- EXERCISE REQUIREMENTS -
Filter the records below down to lines containing "this".
###
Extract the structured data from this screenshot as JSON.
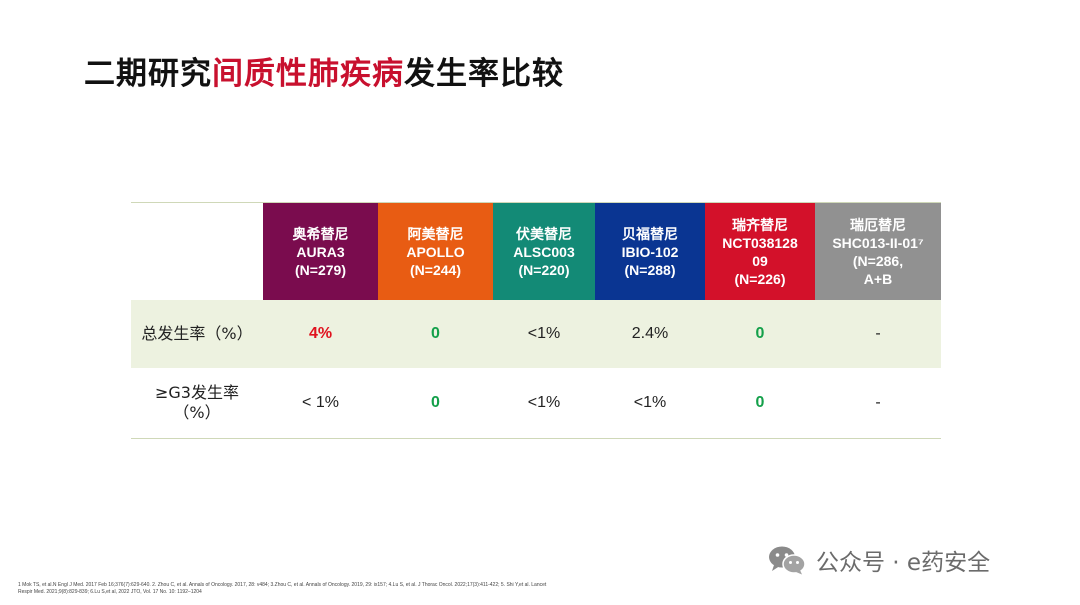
{
  "title": {
    "part1": "二期研究",
    "highlight": "间质性肺疾病",
    "part2": "发生率比较"
  },
  "table": {
    "columns": [
      {
        "lines": [
          "奥希替尼",
          "AURA3",
          "(N=279)"
        ],
        "color": "#7a0c4e"
      },
      {
        "lines": [
          "阿美替尼",
          "APOLLO",
          "(N=244)"
        ],
        "color": "#e85c13"
      },
      {
        "lines": [
          "伏美替尼",
          "ALSC003",
          "(N=220)"
        ],
        "color": "#138a76"
      },
      {
        "lines": [
          "贝福替尼",
          "IBIO-102",
          "(N=288)"
        ],
        "color": "#0a3592"
      },
      {
        "lines": [
          "瑞齐替尼",
          "NCT038128",
          "09",
          "(N=226)"
        ],
        "color": "#d3112a"
      },
      {
        "lines": [
          "瑞厄替尼",
          "SHC013-II-01⁷",
          "(N=286,",
          "A+B"
        ],
        "color": "#919191"
      }
    ],
    "rows": [
      {
        "label": [
          "总发生率（%）"
        ],
        "values": [
          "4%",
          "0",
          "<1%",
          "2.4%",
          "0",
          "-"
        ],
        "styles": [
          "red",
          "green",
          "",
          "",
          "green",
          ""
        ]
      },
      {
        "label": [
          "≥G3发生率",
          "（%）"
        ],
        "values": [
          "< 1%",
          "0",
          "<1%",
          "<1%",
          "0",
          "-"
        ],
        "styles": [
          "",
          "green",
          "",
          "",
          "green",
          ""
        ]
      }
    ]
  },
  "references": [
    "1 Mok TS, et al.N Engl J Med. 2017 Feb 16;376(7):629-640. 2. Zhou C, et al. Annals of Oncology. 2017, 28: v484; 3.Zhou C, et al.  Annals of Oncology. 2019, 29: ix157; 4.Lu S, et al. J Thorac Oncol. 2022;17(3):411-422; 5. Shi Y,et al. Lancet",
    "Respir Med. 2021;9(8):829-839;  6.Lu S,et al, 2022 JTO, Vol. 17 No. 10: 1192–1204"
  ],
  "watermark": {
    "icon": "wechat-icon",
    "text": "公众号 · e药安全"
  }
}
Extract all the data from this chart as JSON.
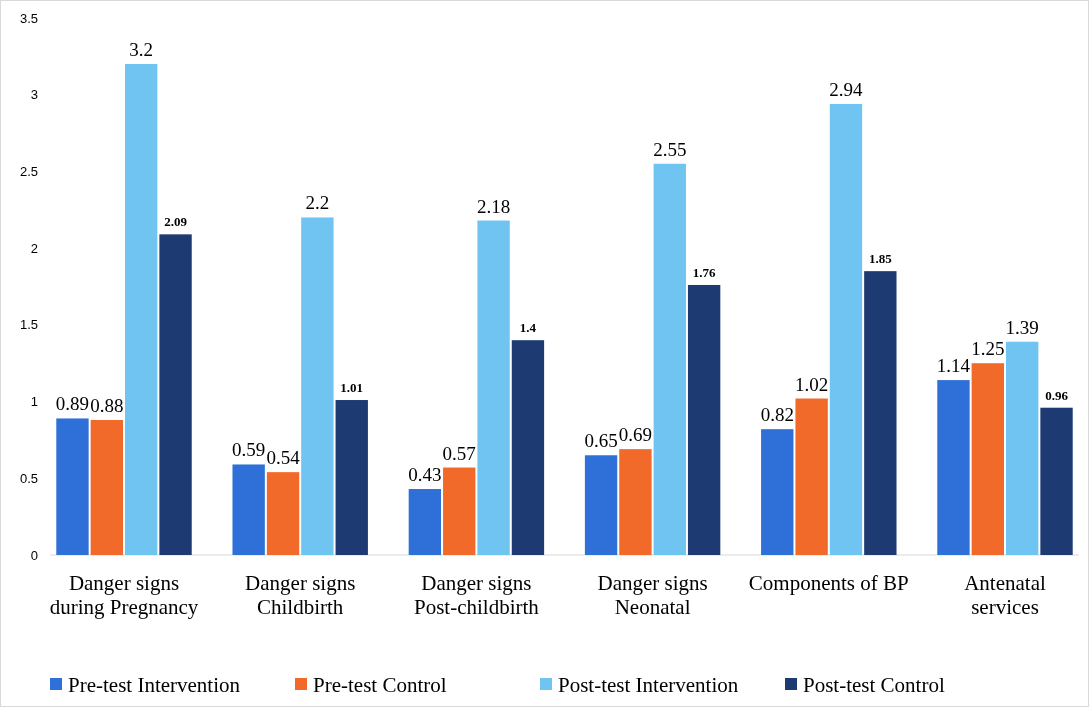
###
- ANSWER TO THE PROBLEM -
Extract the structured data from this screenshot as JSON.
Extract all the data from this chart as JSON.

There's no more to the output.